Stored data:
_ _ _
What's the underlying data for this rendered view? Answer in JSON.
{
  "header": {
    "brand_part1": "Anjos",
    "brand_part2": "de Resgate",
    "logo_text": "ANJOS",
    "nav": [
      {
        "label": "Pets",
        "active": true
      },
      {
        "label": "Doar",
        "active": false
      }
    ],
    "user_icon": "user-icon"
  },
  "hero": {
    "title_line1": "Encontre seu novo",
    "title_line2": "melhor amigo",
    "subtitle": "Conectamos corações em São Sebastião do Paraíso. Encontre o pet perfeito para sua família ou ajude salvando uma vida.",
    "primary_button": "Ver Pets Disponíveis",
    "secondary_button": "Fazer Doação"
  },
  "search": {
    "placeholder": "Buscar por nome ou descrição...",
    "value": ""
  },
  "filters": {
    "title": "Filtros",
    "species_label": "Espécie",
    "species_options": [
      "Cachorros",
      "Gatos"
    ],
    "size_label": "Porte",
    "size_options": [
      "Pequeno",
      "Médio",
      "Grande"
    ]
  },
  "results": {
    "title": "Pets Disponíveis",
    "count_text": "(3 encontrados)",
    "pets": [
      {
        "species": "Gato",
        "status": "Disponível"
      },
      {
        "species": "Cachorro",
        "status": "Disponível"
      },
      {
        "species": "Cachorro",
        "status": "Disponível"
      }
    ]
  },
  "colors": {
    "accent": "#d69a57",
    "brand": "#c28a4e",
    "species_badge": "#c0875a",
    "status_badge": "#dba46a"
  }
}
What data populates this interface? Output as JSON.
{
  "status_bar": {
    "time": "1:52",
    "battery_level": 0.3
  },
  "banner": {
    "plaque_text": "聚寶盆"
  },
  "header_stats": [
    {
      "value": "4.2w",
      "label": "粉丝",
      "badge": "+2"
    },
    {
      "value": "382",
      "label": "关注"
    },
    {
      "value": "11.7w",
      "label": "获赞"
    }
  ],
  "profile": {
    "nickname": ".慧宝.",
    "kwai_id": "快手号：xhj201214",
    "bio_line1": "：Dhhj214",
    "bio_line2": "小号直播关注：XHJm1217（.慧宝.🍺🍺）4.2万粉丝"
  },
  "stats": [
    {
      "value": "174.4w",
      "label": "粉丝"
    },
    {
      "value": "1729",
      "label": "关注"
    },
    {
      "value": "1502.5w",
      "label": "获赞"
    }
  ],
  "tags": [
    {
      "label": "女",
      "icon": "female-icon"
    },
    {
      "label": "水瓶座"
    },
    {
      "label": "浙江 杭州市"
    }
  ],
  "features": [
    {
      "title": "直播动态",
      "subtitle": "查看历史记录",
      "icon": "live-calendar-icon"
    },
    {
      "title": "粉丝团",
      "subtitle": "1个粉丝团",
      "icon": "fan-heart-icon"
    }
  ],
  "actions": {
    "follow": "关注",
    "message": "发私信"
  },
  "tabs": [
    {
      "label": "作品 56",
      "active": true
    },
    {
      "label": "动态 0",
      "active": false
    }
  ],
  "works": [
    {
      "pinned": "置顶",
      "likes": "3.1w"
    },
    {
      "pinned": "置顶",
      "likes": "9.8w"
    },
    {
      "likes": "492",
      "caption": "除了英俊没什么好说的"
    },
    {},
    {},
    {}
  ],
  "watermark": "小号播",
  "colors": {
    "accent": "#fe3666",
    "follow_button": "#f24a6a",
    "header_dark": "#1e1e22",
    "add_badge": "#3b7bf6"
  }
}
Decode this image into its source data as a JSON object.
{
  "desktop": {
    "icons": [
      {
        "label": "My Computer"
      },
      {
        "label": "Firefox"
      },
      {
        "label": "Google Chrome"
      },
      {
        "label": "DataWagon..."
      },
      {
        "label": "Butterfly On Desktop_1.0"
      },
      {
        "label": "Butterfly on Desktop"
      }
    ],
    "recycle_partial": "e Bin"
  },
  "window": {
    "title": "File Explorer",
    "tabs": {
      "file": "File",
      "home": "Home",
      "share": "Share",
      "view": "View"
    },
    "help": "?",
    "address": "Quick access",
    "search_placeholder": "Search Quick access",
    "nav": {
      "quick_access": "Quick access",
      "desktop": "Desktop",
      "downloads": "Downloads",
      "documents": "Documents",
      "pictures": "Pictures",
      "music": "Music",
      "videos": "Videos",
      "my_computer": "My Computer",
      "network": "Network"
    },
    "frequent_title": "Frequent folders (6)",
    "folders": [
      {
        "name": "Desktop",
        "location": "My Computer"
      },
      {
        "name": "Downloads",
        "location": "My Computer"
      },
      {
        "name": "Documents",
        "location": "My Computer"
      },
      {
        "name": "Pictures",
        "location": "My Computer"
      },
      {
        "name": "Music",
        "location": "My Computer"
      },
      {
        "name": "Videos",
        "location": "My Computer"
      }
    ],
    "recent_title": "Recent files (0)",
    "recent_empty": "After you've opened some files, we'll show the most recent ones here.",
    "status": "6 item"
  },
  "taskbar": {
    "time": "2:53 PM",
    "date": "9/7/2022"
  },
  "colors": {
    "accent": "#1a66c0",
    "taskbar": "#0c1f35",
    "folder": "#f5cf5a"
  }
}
_ _ _
Extract, unchanged, the closing run of lines that opens with the line containing "Decode this image" and ends with the last line.

Decode this image into its source data as a JSON object.
{
  "desktop": {
    "icons": [
      {
        "label": "My Computer"
      },
      {
        "label": "Firefox"
      },
      {
        "label": "Google Chrome"
      },
      {
        "label": "DataWagon..."
      },
      {
        "label": "Butterfly On Desktop_1.0"
      },
      {
        "label": "Butterfly on Desktop"
      }
    ],
    "recycle_partial": "e Bin"
  },
  "window": {
    "title": "File Explorer",
    "tabs": {
      "file": "File",
      "home": "Home",
      "share": "Share",
      "view": "View"
    },
    "help": "?",
    "address": "Quick access",
    "search_placeholder": "Search Quick access",
    "nav": {
      "quick_access": "Quick access",
      "desktop": "Desktop",
      "downloads": "Downloads",
      "documents": "Documents",
      "pictures": "Pictures",
      "music": "Music",
      "videos": "Videos",
      "my_computer": "My Computer",
      "network": "Network"
    },
    "frequent_title": "Frequent folders (6)",
    "folders": [
      {
        "name": "Desktop",
        "location": "My Computer"
      },
      {
        "name": "Downloads",
        "location": "My Computer"
      },
      {
        "name": "Documents",
        "location": "My Computer"
      },
      {
        "name": "Pictures",
        "location": "My Computer"
      },
      {
        "name": "Music",
        "location": "My Computer"
      },
      {
        "name": "Videos",
        "location": "My Computer"
      }
    ],
    "recent_title": "Recent files (0)",
    "recent_empty": "After you've opened some files, we'll show the most recent ones here.",
    "status": "6 item"
  },
  "taskbar": {
    "time": "2:53 PM",
    "date": "9/7/2022"
  },
  "colors": {
    "accent": "#1a66c0",
    "taskbar": "#0c1f35",
    "folder": "#f5cf5a"
  }
}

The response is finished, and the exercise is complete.